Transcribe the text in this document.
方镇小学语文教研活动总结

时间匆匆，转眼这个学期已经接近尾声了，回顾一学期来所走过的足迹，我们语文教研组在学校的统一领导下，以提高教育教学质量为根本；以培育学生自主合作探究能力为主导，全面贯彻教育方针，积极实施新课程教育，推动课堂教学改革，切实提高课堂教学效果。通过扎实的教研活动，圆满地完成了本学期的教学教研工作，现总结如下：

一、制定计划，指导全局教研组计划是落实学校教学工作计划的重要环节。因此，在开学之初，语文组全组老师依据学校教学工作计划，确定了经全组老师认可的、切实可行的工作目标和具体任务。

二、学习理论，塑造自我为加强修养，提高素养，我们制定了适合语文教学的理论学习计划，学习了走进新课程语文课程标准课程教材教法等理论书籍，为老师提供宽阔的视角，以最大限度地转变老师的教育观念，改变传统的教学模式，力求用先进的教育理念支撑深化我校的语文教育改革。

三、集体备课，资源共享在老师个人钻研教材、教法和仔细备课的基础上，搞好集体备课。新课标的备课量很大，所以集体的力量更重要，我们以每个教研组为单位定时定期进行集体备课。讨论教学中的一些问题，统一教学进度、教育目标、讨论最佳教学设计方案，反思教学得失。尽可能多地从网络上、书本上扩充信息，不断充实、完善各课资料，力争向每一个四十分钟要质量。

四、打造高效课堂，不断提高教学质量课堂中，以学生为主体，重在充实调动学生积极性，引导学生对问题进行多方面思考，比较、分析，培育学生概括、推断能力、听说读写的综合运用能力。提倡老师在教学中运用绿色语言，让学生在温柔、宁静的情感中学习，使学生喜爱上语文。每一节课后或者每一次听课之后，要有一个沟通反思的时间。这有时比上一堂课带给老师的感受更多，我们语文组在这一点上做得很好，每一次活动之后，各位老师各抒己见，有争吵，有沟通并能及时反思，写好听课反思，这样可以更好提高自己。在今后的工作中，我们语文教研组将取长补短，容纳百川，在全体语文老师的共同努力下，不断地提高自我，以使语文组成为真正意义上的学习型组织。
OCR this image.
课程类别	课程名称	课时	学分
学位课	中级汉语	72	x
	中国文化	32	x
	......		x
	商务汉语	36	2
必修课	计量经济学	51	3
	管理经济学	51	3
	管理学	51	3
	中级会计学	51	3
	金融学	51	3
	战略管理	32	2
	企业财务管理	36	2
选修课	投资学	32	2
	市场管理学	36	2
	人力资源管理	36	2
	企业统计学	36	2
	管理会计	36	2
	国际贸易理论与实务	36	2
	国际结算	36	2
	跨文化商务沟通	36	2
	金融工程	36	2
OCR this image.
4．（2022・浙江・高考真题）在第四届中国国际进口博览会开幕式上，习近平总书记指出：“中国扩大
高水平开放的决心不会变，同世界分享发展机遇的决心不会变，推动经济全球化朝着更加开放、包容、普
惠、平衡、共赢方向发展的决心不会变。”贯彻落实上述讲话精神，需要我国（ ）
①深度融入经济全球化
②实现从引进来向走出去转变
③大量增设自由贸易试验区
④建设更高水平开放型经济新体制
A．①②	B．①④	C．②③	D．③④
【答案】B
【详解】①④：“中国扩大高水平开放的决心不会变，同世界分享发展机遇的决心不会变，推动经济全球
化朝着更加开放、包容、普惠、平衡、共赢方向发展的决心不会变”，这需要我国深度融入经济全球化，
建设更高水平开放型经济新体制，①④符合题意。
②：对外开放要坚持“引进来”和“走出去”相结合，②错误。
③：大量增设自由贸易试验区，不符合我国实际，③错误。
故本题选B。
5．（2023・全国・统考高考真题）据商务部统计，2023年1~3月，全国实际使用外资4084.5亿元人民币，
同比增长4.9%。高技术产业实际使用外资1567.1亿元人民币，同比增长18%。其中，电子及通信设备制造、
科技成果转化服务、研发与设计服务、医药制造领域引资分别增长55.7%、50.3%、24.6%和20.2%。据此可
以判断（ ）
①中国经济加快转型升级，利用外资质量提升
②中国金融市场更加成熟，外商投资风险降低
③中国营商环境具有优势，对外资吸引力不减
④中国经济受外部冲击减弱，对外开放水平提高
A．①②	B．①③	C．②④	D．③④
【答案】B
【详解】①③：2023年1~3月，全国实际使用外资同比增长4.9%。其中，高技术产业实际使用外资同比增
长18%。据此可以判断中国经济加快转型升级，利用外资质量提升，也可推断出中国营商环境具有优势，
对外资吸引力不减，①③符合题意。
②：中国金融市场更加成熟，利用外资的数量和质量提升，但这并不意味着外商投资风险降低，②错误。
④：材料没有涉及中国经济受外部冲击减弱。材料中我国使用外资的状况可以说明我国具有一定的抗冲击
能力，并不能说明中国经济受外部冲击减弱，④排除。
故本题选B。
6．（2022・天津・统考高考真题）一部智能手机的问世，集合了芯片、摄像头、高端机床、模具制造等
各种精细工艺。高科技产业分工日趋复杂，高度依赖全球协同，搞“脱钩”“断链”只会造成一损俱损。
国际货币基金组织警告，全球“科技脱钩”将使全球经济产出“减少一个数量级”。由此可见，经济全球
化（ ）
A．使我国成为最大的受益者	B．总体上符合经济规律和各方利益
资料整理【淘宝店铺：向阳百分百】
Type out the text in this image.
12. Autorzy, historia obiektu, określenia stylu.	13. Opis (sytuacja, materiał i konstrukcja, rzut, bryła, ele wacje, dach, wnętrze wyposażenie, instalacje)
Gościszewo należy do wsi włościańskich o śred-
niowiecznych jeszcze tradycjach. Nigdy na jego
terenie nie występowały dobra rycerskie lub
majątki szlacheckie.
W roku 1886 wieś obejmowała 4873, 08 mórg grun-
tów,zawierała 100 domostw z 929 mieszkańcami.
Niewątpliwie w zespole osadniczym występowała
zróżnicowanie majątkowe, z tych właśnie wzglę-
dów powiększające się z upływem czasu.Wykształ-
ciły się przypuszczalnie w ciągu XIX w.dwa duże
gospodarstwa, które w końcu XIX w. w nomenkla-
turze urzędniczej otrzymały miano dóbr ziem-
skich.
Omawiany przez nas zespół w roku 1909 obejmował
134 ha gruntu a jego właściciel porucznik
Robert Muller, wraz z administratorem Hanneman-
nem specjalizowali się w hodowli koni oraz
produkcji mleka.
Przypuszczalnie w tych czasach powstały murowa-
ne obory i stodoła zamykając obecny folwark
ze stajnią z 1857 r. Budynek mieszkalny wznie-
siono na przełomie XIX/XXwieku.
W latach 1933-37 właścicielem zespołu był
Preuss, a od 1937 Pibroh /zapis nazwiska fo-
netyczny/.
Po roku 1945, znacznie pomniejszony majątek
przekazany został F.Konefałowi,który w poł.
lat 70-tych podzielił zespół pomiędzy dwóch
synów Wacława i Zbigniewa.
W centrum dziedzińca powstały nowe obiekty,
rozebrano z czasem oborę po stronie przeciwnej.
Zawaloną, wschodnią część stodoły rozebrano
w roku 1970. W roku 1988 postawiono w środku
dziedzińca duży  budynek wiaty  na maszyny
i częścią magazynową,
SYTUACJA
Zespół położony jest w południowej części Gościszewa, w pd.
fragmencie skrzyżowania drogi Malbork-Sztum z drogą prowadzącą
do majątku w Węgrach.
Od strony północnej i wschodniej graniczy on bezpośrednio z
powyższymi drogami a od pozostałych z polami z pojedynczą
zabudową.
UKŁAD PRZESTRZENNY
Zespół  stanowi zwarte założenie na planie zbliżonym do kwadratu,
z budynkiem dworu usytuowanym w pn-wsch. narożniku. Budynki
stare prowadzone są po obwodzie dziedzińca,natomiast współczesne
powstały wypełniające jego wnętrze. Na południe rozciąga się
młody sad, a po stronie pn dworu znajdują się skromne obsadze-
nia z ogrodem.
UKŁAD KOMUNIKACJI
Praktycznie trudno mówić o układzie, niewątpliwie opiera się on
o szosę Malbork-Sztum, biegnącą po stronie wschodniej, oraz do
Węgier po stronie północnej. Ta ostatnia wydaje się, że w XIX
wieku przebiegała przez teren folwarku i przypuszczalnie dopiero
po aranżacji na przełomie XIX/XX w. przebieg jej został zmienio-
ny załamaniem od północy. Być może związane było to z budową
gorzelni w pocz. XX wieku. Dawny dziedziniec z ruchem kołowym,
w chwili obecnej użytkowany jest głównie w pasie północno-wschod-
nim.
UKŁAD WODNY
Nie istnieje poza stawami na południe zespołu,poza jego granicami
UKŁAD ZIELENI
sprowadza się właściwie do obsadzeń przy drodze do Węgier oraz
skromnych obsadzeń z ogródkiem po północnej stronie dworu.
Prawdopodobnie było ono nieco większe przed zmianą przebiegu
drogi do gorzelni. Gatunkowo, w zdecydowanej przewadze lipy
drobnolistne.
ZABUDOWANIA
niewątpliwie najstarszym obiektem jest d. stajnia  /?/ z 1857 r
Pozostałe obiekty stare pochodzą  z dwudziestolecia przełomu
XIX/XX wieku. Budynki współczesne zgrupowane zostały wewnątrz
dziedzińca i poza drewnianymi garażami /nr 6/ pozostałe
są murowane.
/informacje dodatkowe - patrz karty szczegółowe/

» **What the exercise asks**: Report all lines of the data above that include the string "obsadzeń".

» **Complete output**:
sprowadza się właściwie do obsadzeń przy drodze do Węgier oraz
skromnych obsadzeń z ogródkiem po północnej stronie dworu.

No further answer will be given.